> Short problem
Go through the entries and transcribe each one exactly, dropping the pictures.

> Data supplied
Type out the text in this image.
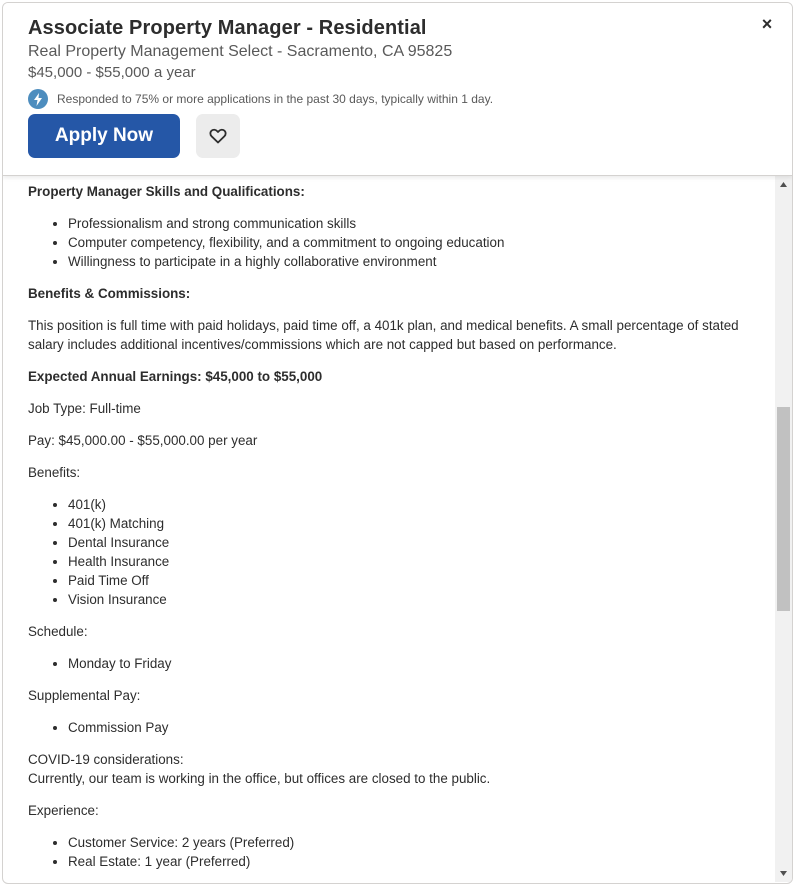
×
Associate Property Manager - Residential
Real Property Management Select - Sacramento, CA 95825
$45,000 - $55,000 a year
Responded to 75% or more applications in the past 30 days, typically within 1 day.
Apply Now

Property Manager Skills and Qualifications:

• Professionalism and strong communication skills
• Computer competency, flexibility, and a commitment to ongoing education
• Willingness to participate in a highly collaborative environment

Benefits & Commissions:

This position is full time with paid holidays, paid time off, a 401k plan, and medical benefits. A small percentage of stated salary includes additional incentives/commissions which are not capped but based on performance.

Expected Annual Earnings: $45,000 to $55,000

Job Type: Full-time

Pay: $45,000.00 - $55,000.00 per year

Benefits:

• 401(k)
• 401(k) Matching
• Dental Insurance
• Health Insurance
• Paid Time Off
• Vision Insurance

Schedule:

• Monday to Friday

Supplemental Pay:

• Commission Pay

COVID-19 considerations:

Currently, our team is working in the office, but offices are closed to the public.

Experience:

• Customer Service: 2 years (Preferred)
• Real Estate: 1 year (Preferred)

> The answer
Type out the text in this image.
×
Associate Property Manager - Residential
Real Property Management Select - Sacramento, CA 95825
$45,000 - $55,000 a year
Responded to 75% or more applications in the past 30 days, typically within 1 day.
Apply Now

Property Manager Skills and Qualifications:

• Professionalism and strong communication skills
• Computer competency, flexibility, and a commitment to ongoing education
• Willingness to participate in a highly collaborative environment

Benefits & Commissions:

This position is full time with paid holidays, paid time off, a 401k plan, and medical benefits. A small percentage of stated salary includes additional incentives/commissions which are not capped but based on performance.

Expected Annual Earnings: $45,000 to $55,000

Job Type: Full-time

Pay: $45,000.00 - $55,000.00 per year

Benefits:

• 401(k)
• 401(k) Matching
• Dental Insurance
• Health Insurance
• Paid Time Off
• Vision Insurance

Schedule:

• Monday to Friday

Supplemental Pay:

• Commission Pay

COVID-19 considerations:

Currently, our team is working in the office, but offices are closed to the public.

Experience:

• Customer Service: 2 years (Preferred)
• Real Estate: 1 year (Preferred)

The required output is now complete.